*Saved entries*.

■ ■ ■ ■ ■ ■ ■

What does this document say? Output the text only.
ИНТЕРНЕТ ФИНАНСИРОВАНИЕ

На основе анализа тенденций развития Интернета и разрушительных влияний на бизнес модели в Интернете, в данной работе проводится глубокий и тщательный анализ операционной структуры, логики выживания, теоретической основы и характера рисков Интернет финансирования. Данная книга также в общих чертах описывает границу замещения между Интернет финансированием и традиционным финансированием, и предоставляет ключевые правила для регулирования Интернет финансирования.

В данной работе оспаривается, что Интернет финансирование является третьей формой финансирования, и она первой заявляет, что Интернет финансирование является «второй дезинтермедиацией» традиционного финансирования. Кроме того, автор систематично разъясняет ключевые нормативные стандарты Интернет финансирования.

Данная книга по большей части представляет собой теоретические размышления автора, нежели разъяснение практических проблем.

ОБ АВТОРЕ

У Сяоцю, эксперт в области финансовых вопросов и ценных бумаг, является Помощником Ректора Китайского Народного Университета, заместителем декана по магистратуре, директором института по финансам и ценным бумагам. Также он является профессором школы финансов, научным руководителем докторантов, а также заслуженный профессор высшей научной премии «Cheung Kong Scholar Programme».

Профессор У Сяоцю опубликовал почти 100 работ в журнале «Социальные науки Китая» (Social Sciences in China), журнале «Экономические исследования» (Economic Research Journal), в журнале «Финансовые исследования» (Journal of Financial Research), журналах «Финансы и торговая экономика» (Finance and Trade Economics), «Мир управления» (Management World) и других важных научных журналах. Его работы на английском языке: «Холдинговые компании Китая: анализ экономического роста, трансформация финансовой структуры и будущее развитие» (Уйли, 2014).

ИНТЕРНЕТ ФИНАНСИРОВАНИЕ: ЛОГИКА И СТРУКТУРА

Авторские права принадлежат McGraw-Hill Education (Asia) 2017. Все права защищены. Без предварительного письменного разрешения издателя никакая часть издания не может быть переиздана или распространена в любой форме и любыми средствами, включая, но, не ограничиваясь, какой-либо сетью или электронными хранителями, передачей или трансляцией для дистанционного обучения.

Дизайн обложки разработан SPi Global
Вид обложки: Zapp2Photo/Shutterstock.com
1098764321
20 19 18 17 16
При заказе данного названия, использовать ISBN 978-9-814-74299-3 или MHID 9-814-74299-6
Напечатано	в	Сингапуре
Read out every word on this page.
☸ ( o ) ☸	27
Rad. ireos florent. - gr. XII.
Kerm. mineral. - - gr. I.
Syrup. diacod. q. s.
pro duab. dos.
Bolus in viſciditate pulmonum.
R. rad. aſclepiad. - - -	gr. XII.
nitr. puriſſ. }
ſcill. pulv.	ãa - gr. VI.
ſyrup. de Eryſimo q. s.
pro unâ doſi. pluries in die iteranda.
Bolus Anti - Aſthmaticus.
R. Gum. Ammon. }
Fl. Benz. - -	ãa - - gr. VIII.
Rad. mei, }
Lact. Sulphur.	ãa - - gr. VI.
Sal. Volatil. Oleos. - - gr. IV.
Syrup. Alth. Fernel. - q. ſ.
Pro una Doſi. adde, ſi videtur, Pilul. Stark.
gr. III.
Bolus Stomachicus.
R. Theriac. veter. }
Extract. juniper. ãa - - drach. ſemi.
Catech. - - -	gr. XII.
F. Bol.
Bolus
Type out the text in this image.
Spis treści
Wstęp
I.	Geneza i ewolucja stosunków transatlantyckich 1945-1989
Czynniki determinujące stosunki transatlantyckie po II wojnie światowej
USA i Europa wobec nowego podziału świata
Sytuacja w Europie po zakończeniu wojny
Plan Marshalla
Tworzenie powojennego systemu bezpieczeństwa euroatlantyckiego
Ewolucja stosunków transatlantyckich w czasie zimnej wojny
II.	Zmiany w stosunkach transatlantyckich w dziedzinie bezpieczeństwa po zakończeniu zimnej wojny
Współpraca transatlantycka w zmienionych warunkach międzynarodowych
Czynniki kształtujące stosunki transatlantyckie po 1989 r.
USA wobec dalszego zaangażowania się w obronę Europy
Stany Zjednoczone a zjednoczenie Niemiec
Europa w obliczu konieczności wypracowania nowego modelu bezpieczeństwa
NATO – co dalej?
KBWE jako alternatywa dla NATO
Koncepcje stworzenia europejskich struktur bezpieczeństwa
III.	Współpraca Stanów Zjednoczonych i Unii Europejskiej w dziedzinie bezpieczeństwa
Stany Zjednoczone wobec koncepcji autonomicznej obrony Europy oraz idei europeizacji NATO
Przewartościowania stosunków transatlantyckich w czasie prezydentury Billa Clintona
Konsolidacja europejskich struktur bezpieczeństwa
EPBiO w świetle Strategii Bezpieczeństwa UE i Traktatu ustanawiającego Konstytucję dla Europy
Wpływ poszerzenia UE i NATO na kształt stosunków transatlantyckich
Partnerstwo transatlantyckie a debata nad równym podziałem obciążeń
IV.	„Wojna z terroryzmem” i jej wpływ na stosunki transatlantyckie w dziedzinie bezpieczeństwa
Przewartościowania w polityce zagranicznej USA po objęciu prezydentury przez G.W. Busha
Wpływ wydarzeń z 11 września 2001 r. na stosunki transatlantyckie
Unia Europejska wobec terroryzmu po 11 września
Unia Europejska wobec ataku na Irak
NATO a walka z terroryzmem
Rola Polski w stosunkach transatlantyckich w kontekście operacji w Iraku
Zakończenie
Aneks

■ ■ ■ ■ ■ ■ ■

*Objective*.
Using the data above, print every record exactly as shown.

*Written response*.
What does this document say? Output the text only.
ИНТЕРНЕТ ФИНАНСИРОВАНИЕ

На основе анализа тенденций развития Интернета и разрушительных влияний на бизнес модели в Интернете, в данной работе проводится глубокий и тщательный анализ операционной структуры, логики выживания, теоретической основы и характера рисков Интернет финансирования. Данная книга также в общих чертах описывает границу замещения между Интернет финансированием и традиционным финансированием, и предоставляет ключевые правила для регулирования Интернет финансирования.

В данной работе оспаривается, что Интернет финансирование является третьей формой финансирования, и она первой заявляет, что Интернет финансирование является «второй дезинтермедиацией» традиционного финансирования. Кроме того, автор систематично разъясняет ключевые нормативные стандарты Интернет финансирования.

Данная книга по большей части представляет собой теоретические размышления автора, нежели разъяснение практических проблем.

ОБ АВТОРЕ

У Сяоцю, эксперт в области финансовых вопросов и ценных бумаг, является Помощником Ректора Китайского Народного Университета, заместителем декана по магистратуре, директором института по финансам и ценным бумагам. Также он является профессором школы финансов, научным руководителем докторантов, а также заслуженный профессор высшей научной премии «Cheung Kong Scholar Programme».

Профессор У Сяоцю опубликовал почти 100 работ в журнале «Социальные науки Китая» (Social Sciences in China), журнале «Экономические исследования» (Economic Research Journal), в журнале «Финансовые исследования» (Journal of Financial Research), журналах «Финансы и торговая экономика» (Finance and Trade Economics), «Мир управления» (Management World) и других важных научных журналах. Его работы на английском языке: «Холдинговые компании Китая: анализ экономического роста, трансформация финансовой структуры и будущее развитие» (Уйли, 2014).

ИНТЕРНЕТ ФИНАНСИРОВАНИЕ: ЛОГИКА И СТРУКТУРА

Авторские права принадлежат McGraw-Hill Education (Asia) 2017. Все права защищены. Без предварительного письменного разрешения издателя никакая часть издания не может быть переиздана или распространена в любой форме и любыми средствами, включая, но, не ограничиваясь, какой-либо сетью или электронными хранителями, передачей или трансляцией для дистанционного обучения.

Дизайн обложки разработан SPi Global
Вид обложки: Zapp2Photo/Shutterstock.com
1098764321
20 19 18 17 16
При заказе данного названия, использовать ISBN 978-9-814-74299-3 или MHID 9-814-74299-6
Напечатано	в	Сингапуре
Read out every word on this page.
☸ ( o ) ☸	27
Rad. ireos florent. - gr. XII.
Kerm. mineral. - - gr. I.
Syrup. diacod. q. s.
pro duab. dos.
Bolus in viſciditate pulmonum.
R. rad. aſclepiad. - - -	gr. XII.
nitr. puriſſ. }
ſcill. pulv.	ãa - gr. VI.
ſyrup. de Eryſimo q. s.
pro unâ doſi. pluries in die iteranda.
Bolus Anti - Aſthmaticus.
R. Gum. Ammon. }
Fl. Benz. - -	ãa - - gr. VIII.
Rad. mei, }
Lact. Sulphur.	ãa - - gr. VI.
Sal. Volatil. Oleos. - - gr. IV.
Syrup. Alth. Fernel. - q. ſ.
Pro una Doſi. adde, ſi videtur, Pilul. Stark.
gr. III.
Bolus Stomachicus.
R. Theriac. veter. }
Extract. juniper. ãa - - drach. ſemi.
Catech. - - -	gr. XII.
F. Bol.
Bolus
Type out the text in this image.
Spis treści
Wstęp
I.	Geneza i ewolucja stosunków transatlantyckich 1945-1989
Czynniki determinujące stosunki transatlantyckie po II wojnie światowej
USA i Europa wobec nowego podziału świata
Sytuacja w Europie po zakończeniu wojny
Plan Marshalla
Tworzenie powojennego systemu bezpieczeństwa euroatlantyckiego
Ewolucja stosunków transatlantyckich w czasie zimnej wojny
II.	Zmiany w stosunkach transatlantyckich w dziedzinie bezpieczeństwa po zakończeniu zimnej wojny
Współpraca transatlantycka w zmienionych warunkach międzynarodowych
Czynniki kształtujące stosunki transatlantyckie po 1989 r.
USA wobec dalszego zaangażowania się w obronę Europy
Stany Zjednoczone a zjednoczenie Niemiec
Europa w obliczu konieczności wypracowania nowego modelu bezpieczeństwa
NATO – co dalej?
KBWE jako alternatywa dla NATO
Koncepcje stworzenia europejskich struktur bezpieczeństwa
III.	Współpraca Stanów Zjednoczonych i Unii Europejskiej w dziedzinie bezpieczeństwa
Stany Zjednoczone wobec koncepcji autonomicznej obrony Europy oraz idei europeizacji NATO
Przewartościowania stosunków transatlantyckich w czasie prezydentury Billa Clintona
Konsolidacja europejskich struktur bezpieczeństwa
EPBiO w świetle Strategii Bezpieczeństwa UE i Traktatu ustanawiającego Konstytucję dla Europy
Wpływ poszerzenia UE i NATO na kształt stosunków transatlantyckich
Partnerstwo transatlantyckie a debata nad równym podziałem obciążeń
IV.	„Wojna z terroryzmem” i jej wpływ na stosunki transatlantyckie w dziedzinie bezpieczeństwa
Przewartościowania w polityce zagranicznej USA po objęciu prezydentury przez G.W. Busha
Wpływ wydarzeń z 11 września 2001 r. na stosunki transatlantyckie
Unia Europejska wobec terroryzmu po 11 września
Unia Europejska wobec ataku na Irak
NATO a walka z terroryzmem
Rola Polski w stosunkach transatlantyckich w kontekście operacji w Iraku
Zakończenie
Aneks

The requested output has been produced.